[Your task]
Exactly repeat the full listing that follows.
— START Supplied information —
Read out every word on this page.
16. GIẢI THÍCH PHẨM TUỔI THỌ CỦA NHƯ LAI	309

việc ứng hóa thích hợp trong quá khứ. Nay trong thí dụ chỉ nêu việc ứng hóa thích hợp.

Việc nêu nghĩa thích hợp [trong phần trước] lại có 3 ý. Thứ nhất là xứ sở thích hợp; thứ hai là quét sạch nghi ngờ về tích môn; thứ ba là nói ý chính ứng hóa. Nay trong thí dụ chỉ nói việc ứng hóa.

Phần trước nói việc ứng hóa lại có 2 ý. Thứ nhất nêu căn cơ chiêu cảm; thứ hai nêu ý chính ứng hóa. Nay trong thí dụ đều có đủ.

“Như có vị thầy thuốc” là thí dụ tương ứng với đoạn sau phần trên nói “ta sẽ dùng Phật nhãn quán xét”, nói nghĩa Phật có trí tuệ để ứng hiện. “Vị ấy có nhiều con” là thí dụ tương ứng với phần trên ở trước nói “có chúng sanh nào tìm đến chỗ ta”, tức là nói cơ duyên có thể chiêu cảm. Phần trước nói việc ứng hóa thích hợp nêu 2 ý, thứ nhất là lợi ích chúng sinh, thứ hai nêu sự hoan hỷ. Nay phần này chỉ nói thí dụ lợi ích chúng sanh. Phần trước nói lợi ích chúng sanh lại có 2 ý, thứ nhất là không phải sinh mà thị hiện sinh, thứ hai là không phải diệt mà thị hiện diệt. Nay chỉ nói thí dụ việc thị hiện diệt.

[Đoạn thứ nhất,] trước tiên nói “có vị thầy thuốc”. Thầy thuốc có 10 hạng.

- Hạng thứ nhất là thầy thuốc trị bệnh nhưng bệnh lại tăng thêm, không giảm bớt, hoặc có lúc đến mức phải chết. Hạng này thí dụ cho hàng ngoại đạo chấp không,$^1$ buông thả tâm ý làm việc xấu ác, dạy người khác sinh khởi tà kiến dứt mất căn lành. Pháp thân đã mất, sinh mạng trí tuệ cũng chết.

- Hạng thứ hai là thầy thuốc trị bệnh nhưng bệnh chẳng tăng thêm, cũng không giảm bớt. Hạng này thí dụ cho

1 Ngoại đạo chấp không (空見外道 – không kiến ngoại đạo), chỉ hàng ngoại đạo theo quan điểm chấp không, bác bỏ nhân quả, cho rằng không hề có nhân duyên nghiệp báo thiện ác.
— END Supplied information —
[Response for this exercise]
Read out every word on this page.
16. GIẢI THÍCH PHẨM TUỔI THỌ CỦA NHƯ LAI	309

việc ứng hóa thích hợp trong quá khứ. Nay trong thí dụ chỉ nêu việc ứng hóa thích hợp.

Việc nêu nghĩa thích hợp [trong phần trước] lại có 3 ý. Thứ nhất là xứ sở thích hợp; thứ hai là quét sạch nghi ngờ về tích môn; thứ ba là nói ý chính ứng hóa. Nay trong thí dụ chỉ nói việc ứng hóa.

Phần trước nói việc ứng hóa lại có 2 ý. Thứ nhất nêu căn cơ chiêu cảm; thứ hai nêu ý chính ứng hóa. Nay trong thí dụ đều có đủ.

“Như có vị thầy thuốc” là thí dụ tương ứng với đoạn sau phần trên nói “ta sẽ dùng Phật nhãn quán xét”, nói nghĩa Phật có trí tuệ để ứng hiện. “Vị ấy có nhiều con” là thí dụ tương ứng với phần trên ở trước nói “có chúng sanh nào tìm đến chỗ ta”, tức là nói cơ duyên có thể chiêu cảm. Phần trước nói việc ứng hóa thích hợp nêu 2 ý, thứ nhất là lợi ích chúng sinh, thứ hai nêu sự hoan hỷ. Nay phần này chỉ nói thí dụ lợi ích chúng sanh. Phần trước nói lợi ích chúng sanh lại có 2 ý, thứ nhất là không phải sinh mà thị hiện sinh, thứ hai là không phải diệt mà thị hiện diệt. Nay chỉ nói thí dụ việc thị hiện diệt.

[Đoạn thứ nhất,] trước tiên nói “có vị thầy thuốc”. Thầy thuốc có 10 hạng.

- Hạng thứ nhất là thầy thuốc trị bệnh nhưng bệnh lại tăng thêm, không giảm bớt, hoặc có lúc đến mức phải chết. Hạng này thí dụ cho hàng ngoại đạo chấp không,$^1$ buông thả tâm ý làm việc xấu ác, dạy người khác sinh khởi tà kiến dứt mất căn lành. Pháp thân đã mất, sinh mạng trí tuệ cũng chết.

- Hạng thứ hai là thầy thuốc trị bệnh nhưng bệnh chẳng tăng thêm, cũng không giảm bớt. Hạng này thí dụ cho

1 Ngoại đạo chấp không (空見外道 – không kiến ngoại đạo), chỉ hàng ngoại đạo theo quan điểm chấp không, bác bỏ nhân quả, cho rằng không hề có nhân duyên nghiệp báo thiện ác.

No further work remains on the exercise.